* **REQUIRED WORK**:
Output all the data exactly. Pictures do not belong in the copy.

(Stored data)
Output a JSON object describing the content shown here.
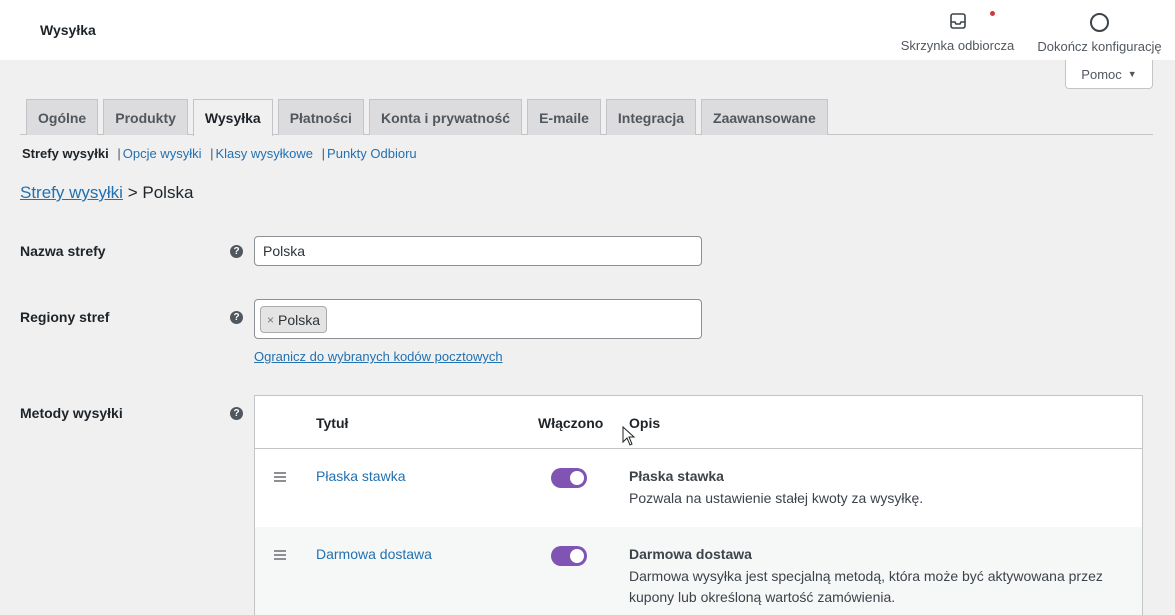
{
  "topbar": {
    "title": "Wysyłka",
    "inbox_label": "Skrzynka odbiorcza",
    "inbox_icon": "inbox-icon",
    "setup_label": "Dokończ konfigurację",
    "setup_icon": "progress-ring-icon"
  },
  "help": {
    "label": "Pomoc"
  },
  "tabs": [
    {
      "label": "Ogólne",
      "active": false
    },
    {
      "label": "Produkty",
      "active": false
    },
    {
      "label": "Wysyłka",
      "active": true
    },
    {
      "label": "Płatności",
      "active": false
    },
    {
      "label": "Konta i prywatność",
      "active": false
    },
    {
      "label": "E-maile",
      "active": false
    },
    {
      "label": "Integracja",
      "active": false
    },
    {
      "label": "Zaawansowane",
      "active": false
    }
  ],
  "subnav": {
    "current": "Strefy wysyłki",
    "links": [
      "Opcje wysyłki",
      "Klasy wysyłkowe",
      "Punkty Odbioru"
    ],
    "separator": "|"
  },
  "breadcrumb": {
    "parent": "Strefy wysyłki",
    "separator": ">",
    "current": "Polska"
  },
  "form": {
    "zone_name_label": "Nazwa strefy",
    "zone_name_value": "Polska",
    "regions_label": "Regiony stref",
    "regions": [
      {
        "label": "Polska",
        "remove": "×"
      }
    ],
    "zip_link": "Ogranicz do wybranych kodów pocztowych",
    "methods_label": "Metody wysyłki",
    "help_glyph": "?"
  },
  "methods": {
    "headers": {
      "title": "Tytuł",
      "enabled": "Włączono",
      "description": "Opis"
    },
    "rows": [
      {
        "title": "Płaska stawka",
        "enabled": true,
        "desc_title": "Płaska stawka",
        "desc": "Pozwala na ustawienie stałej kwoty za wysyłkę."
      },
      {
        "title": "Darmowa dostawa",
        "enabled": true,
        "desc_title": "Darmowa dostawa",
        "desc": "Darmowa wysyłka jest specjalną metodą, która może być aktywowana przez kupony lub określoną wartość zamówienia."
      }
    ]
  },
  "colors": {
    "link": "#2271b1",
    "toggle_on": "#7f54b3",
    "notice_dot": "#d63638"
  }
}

* **RESULT**:
Output a JSON object describing the content shown here.
{
  "topbar": {
    "title": "Wysyłka",
    "inbox_label": "Skrzynka odbiorcza",
    "inbox_icon": "inbox-icon",
    "setup_label": "Dokończ konfigurację",
    "setup_icon": "progress-ring-icon"
  },
  "help": {
    "label": "Pomoc"
  },
  "tabs": [
    {
      "label": "Ogólne",
      "active": false
    },
    {
      "label": "Produkty",
      "active": false
    },
    {
      "label": "Wysyłka",
      "active": true
    },
    {
      "label": "Płatności",
      "active": false
    },
    {
      "label": "Konta i prywatność",
      "active": false
    },
    {
      "label": "E-maile",
      "active": false
    },
    {
      "label": "Integracja",
      "active": false
    },
    {
      "label": "Zaawansowane",
      "active": false
    }
  ],
  "subnav": {
    "current": "Strefy wysyłki",
    "links": [
      "Opcje wysyłki",
      "Klasy wysyłkowe",
      "Punkty Odbioru"
    ],
    "separator": "|"
  },
  "breadcrumb": {
    "parent": "Strefy wysyłki",
    "separator": ">",
    "current": "Polska"
  },
  "form": {
    "zone_name_label": "Nazwa strefy",
    "zone_name_value": "Polska",
    "regions_label": "Regiony stref",
    "regions": [
      {
        "label": "Polska",
        "remove": "×"
      }
    ],
    "zip_link": "Ogranicz do wybranych kodów pocztowych",
    "methods_label": "Metody wysyłki",
    "help_glyph": "?"
  },
  "methods": {
    "headers": {
      "title": "Tytuł",
      "enabled": "Włączono",
      "description": "Opis"
    },
    "rows": [
      {
        "title": "Płaska stawka",
        "enabled": true,
        "desc_title": "Płaska stawka",
        "desc": "Pozwala na ustawienie stałej kwoty za wysyłkę."
      },
      {
        "title": "Darmowa dostawa",
        "enabled": true,
        "desc_title": "Darmowa dostawa",
        "desc": "Darmowa wysyłka jest specjalną metodą, która może być aktywowana przez kupony lub określoną wartość zamówienia."
      }
    ]
  },
  "colors": {
    "link": "#2271b1",
    "toggle_on": "#7f54b3",
    "notice_dot": "#d63638"
  }
}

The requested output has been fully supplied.